_Data entries_
#####

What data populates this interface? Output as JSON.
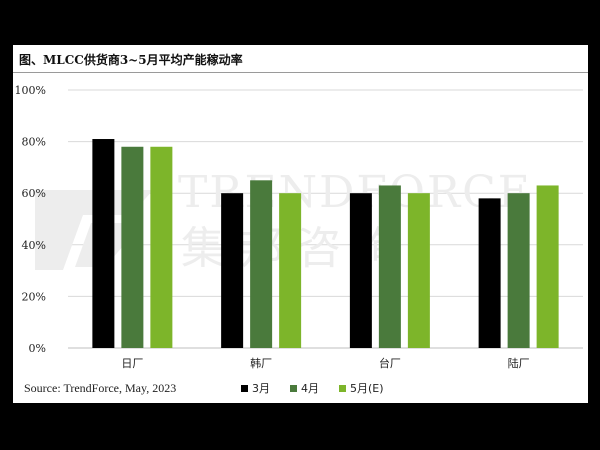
{
  "title": "图、MLCC供货商3~5月平均产能稼动率",
  "source": "Source: TrendForce, May, 2023",
  "watermark": {
    "brand": "TRENDFORCE",
    "chinese": "集邦咨询"
  },
  "colors": {
    "series_0": "#000000",
    "series_1": "#4a7a3c",
    "series_2": "#7db52a",
    "grid": "#d9d9d9",
    "watermark": "#ededed"
  },
  "chart_data": {
    "type": "bar",
    "title": "图、MLCC供货商3~5月平均产能稼动率",
    "xlabel": "",
    "ylabel": "",
    "categories": [
      "日厂",
      "韩厂",
      "台厂",
      "陆厂"
    ],
    "series": [
      {
        "name": "3月",
        "values": [
          81,
          60,
          60,
          58
        ]
      },
      {
        "name": "4月",
        "values": [
          78,
          65,
          63,
          60
        ]
      },
      {
        "name": "5月(E)",
        "values": [
          78,
          60,
          60,
          63
        ]
      }
    ],
    "ylim": [
      0,
      100
    ],
    "yticks": [
      0,
      20,
      40,
      60,
      80,
      100
    ],
    "ytick_labels": [
      "0%",
      "20%",
      "40%",
      "60%",
      "80%",
      "100%"
    ],
    "grid": true,
    "legend": "bottom"
  }
}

#####

Output all of the records exactly as they appear above, but not the pictures.

What data populates this interface? Output as JSON.
{
  "title": "图、MLCC供货商3~5月平均产能稼动率",
  "source": "Source: TrendForce, May, 2023",
  "watermark": {
    "brand": "TRENDFORCE",
    "chinese": "集邦咨询"
  },
  "colors": {
    "series_0": "#000000",
    "series_1": "#4a7a3c",
    "series_2": "#7db52a",
    "grid": "#d9d9d9",
    "watermark": "#ededed"
  },
  "chart_data": {
    "type": "bar",
    "title": "图、MLCC供货商3~5月平均产能稼动率",
    "xlabel": "",
    "ylabel": "",
    "categories": [
      "日厂",
      "韩厂",
      "台厂",
      "陆厂"
    ],
    "series": [
      {
        "name": "3月",
        "values": [
          81,
          60,
          60,
          58
        ]
      },
      {
        "name": "4月",
        "values": [
          78,
          65,
          63,
          60
        ]
      },
      {
        "name": "5月(E)",
        "values": [
          78,
          60,
          60,
          63
        ]
      }
    ],
    "ylim": [
      0,
      100
    ],
    "yticks": [
      0,
      20,
      40,
      60,
      80,
      100
    ],
    "ytick_labels": [
      "0%",
      "20%",
      "40%",
      "60%",
      "80%",
      "100%"
    ],
    "grid": true,
    "legend": "bottom"
  }
}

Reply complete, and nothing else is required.